BRIEF
Collect each line of the entries that holds the string "screenshot".

=== DATASET ===

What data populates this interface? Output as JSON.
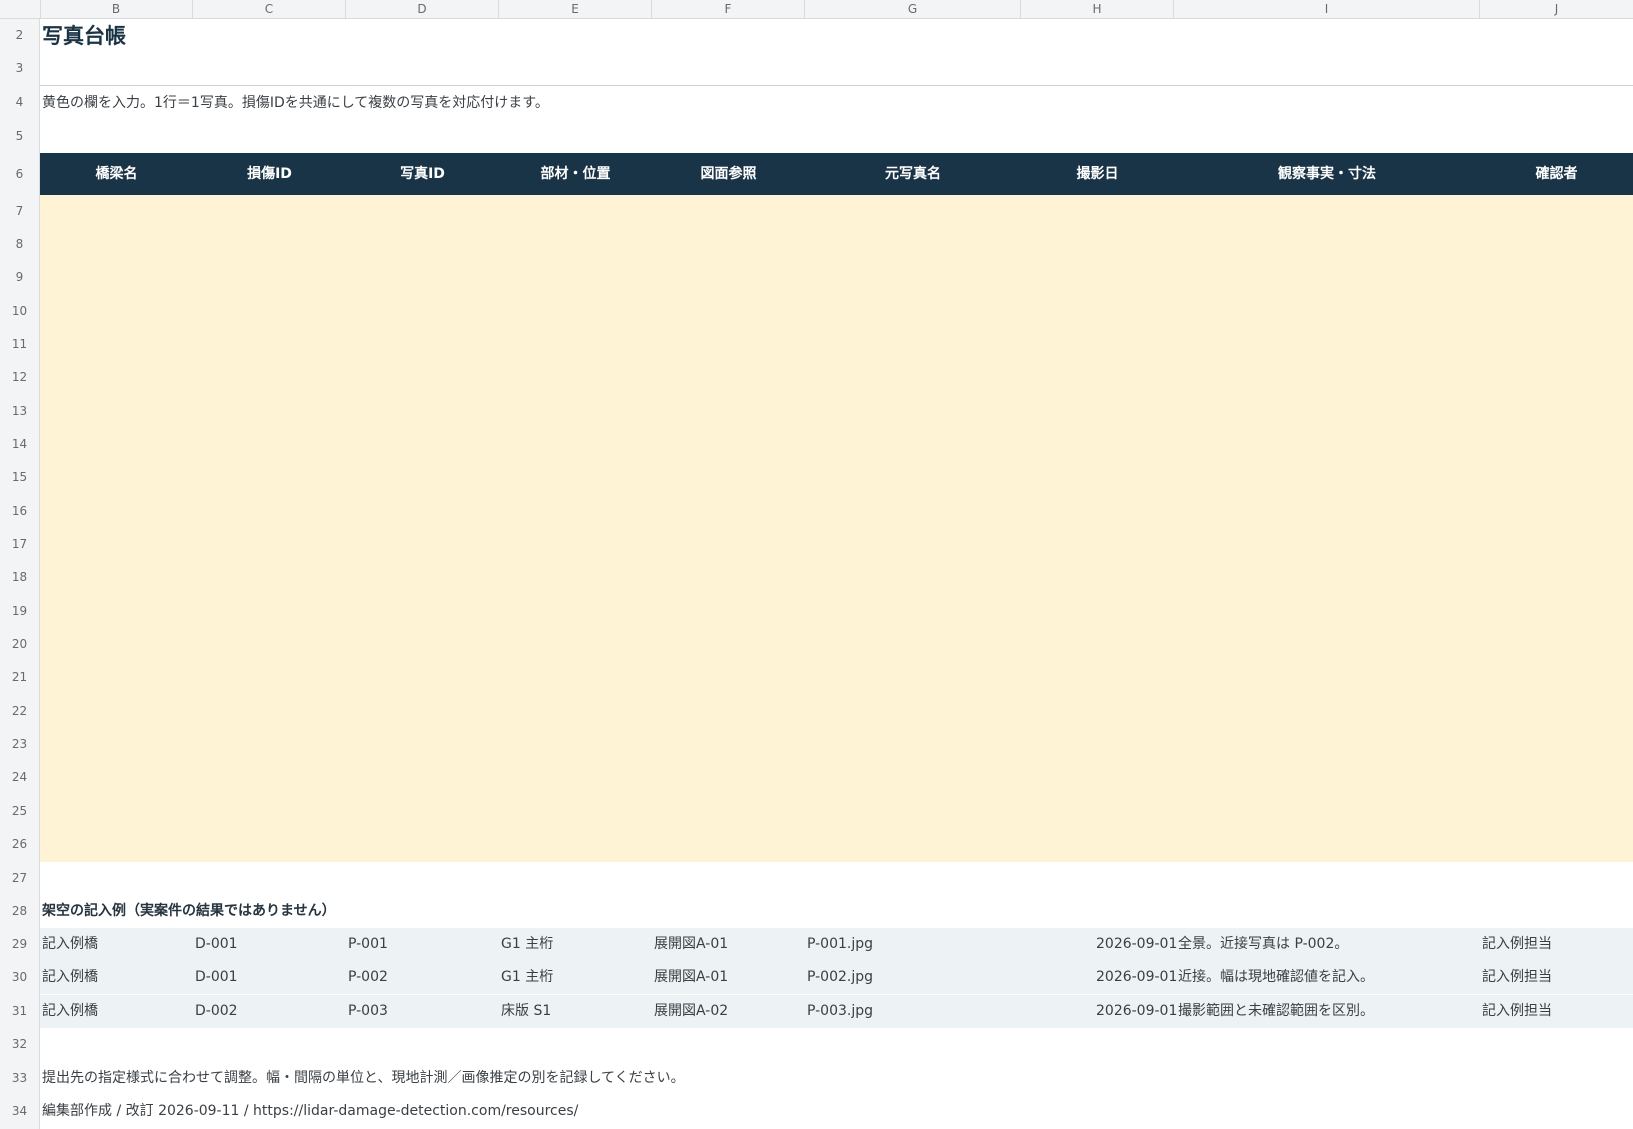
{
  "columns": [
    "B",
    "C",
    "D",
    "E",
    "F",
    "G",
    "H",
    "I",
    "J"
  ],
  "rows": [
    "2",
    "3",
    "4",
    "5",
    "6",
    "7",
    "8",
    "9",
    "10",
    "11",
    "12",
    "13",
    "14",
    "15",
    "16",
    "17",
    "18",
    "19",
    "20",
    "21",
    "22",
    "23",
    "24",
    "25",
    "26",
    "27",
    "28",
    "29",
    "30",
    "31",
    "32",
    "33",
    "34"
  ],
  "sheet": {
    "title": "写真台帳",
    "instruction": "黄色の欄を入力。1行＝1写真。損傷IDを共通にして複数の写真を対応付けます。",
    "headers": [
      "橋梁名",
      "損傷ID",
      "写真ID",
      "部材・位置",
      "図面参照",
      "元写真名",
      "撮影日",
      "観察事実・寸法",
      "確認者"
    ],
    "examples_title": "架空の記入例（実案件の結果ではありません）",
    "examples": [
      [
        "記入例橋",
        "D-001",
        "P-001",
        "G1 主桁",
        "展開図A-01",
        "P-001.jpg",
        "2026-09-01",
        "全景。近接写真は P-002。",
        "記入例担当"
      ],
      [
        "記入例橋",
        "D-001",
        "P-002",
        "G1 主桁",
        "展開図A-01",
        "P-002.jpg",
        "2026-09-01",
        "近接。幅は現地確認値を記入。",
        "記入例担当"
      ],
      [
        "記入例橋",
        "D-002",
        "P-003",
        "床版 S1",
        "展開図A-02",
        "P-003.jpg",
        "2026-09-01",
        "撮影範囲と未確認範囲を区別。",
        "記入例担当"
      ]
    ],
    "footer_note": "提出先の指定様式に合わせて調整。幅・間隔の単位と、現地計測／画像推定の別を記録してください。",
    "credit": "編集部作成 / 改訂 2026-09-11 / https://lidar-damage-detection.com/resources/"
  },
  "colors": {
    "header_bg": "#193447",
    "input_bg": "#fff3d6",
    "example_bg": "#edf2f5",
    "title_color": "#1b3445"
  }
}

===
=== DATASET ===

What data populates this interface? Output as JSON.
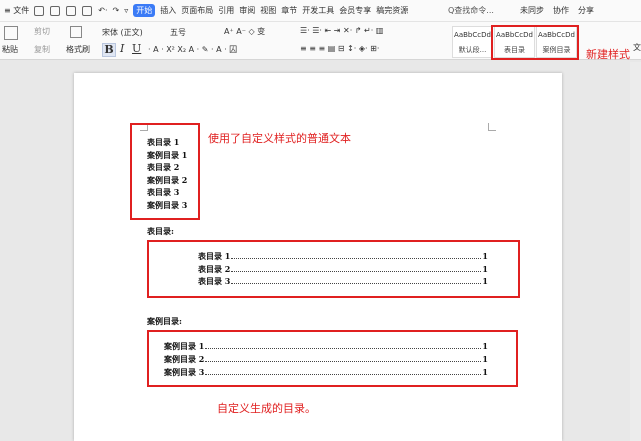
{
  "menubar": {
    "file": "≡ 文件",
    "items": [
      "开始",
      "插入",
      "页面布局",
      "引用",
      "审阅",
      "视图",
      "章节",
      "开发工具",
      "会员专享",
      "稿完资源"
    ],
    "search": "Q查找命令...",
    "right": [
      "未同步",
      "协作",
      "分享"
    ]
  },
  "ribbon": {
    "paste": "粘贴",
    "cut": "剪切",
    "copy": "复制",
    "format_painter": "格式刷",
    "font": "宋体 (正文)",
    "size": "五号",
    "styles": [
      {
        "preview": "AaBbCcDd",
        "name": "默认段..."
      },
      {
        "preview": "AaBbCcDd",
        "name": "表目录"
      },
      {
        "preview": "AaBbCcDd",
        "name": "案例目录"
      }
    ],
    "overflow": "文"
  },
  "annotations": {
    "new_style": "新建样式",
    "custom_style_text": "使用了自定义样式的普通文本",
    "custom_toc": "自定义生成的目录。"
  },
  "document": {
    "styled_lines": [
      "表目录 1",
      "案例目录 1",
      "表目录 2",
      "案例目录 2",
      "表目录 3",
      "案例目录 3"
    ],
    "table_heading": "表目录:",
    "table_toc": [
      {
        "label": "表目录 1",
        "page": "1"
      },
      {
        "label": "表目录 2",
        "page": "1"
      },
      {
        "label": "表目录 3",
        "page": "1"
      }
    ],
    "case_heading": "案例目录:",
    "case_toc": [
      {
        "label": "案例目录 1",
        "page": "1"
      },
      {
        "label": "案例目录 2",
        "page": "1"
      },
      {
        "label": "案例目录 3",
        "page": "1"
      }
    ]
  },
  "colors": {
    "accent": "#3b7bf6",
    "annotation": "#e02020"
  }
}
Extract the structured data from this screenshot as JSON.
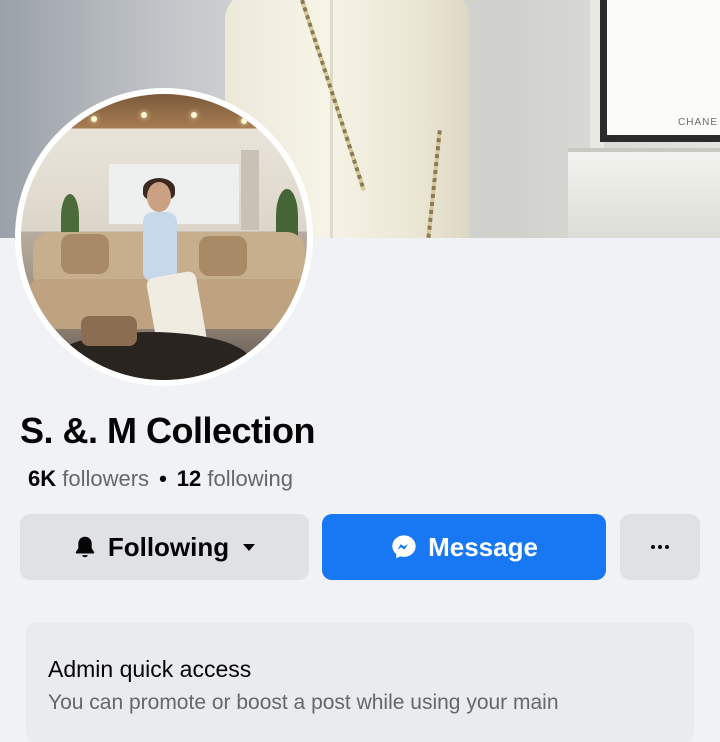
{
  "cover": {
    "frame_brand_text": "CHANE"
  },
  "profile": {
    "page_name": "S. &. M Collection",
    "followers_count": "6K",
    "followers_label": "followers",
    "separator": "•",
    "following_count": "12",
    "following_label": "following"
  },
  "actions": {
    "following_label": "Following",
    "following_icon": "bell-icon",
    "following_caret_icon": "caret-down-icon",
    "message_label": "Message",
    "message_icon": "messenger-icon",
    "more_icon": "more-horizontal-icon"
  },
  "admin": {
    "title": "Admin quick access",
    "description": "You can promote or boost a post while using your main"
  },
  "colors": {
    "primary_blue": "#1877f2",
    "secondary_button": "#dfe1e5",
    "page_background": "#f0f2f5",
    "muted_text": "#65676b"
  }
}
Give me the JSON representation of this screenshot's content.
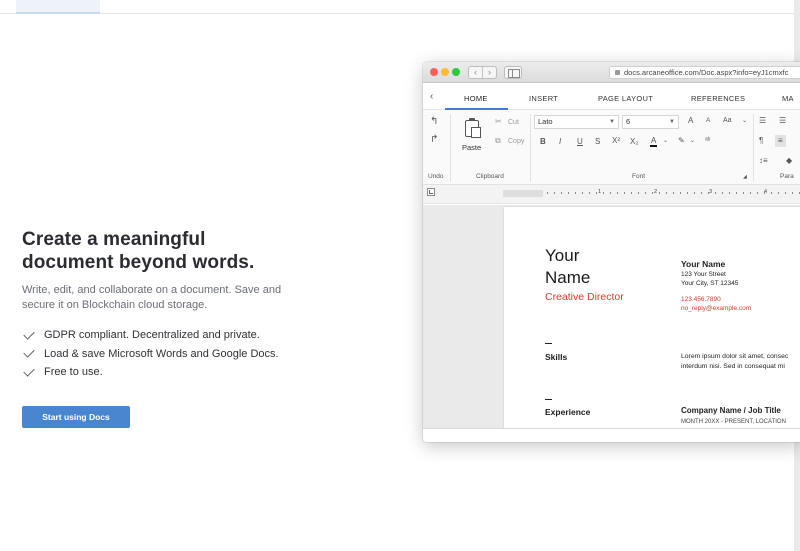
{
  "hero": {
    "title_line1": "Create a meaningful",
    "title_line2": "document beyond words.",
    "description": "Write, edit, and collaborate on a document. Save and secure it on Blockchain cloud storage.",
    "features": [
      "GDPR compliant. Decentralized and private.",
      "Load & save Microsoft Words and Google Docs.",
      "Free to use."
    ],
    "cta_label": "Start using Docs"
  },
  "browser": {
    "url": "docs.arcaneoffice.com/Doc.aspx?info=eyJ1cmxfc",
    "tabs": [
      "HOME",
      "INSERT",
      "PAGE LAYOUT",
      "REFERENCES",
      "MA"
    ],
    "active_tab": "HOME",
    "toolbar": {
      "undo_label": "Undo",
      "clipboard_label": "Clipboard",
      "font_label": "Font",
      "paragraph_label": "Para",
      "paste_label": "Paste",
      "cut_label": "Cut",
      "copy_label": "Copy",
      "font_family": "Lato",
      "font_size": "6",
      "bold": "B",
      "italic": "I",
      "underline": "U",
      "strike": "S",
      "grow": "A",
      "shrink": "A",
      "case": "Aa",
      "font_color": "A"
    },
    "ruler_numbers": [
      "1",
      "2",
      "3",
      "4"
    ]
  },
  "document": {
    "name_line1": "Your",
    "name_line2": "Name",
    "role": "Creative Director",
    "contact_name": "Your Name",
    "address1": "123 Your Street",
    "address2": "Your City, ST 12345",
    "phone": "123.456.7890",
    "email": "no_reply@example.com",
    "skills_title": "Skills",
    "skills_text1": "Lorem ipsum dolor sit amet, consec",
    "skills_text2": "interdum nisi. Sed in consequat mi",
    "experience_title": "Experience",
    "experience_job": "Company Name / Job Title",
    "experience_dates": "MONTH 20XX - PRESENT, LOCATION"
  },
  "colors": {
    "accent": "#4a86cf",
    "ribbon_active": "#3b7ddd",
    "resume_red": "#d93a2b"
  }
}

===

ANSWER TO THIS TASK
Extract the structured data from this screenshot as JSON.
Give me the JSON representation of this screenshot's content.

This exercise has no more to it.